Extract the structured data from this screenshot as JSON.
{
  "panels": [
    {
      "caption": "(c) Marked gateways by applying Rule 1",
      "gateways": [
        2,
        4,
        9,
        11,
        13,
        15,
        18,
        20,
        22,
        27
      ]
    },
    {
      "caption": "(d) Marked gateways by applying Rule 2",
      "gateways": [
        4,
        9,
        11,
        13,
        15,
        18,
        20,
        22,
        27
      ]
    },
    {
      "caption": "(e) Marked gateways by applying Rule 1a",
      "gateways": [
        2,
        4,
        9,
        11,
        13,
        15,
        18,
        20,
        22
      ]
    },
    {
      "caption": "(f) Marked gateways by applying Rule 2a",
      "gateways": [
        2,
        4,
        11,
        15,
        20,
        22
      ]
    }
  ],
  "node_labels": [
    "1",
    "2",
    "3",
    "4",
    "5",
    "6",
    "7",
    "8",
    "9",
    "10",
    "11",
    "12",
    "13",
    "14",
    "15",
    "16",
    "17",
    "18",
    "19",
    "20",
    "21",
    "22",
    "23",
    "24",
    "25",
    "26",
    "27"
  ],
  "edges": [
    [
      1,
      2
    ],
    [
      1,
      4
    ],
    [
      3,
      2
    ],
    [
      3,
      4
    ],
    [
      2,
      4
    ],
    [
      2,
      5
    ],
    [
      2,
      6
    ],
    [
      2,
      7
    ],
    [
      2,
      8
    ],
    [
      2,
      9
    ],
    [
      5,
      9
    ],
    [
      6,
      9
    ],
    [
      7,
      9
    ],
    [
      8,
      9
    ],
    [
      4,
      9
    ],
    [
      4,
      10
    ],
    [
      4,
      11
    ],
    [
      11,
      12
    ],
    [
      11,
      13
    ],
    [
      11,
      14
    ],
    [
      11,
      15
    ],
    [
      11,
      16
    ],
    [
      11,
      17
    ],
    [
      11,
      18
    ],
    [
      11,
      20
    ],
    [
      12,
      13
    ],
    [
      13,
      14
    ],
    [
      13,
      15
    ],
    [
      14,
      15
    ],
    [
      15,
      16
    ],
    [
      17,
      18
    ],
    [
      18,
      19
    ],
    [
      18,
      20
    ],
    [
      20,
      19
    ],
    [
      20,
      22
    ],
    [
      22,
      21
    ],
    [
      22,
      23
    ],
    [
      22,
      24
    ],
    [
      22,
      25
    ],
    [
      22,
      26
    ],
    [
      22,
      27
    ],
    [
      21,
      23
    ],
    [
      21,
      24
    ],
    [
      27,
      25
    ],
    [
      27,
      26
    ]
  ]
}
§ §
Only lines with the word "caption" should be collected from the material.

◆ **Answer to this exercise**
      "caption": "(c) Marked gateways by applying Rule 1",
      "caption": "(d) Marked gateways by applying Rule 2",
      "caption": "(e) Marked gateways by applying Rule 1a",
      "caption": "(f) Marked gateways by applying Rule 2a",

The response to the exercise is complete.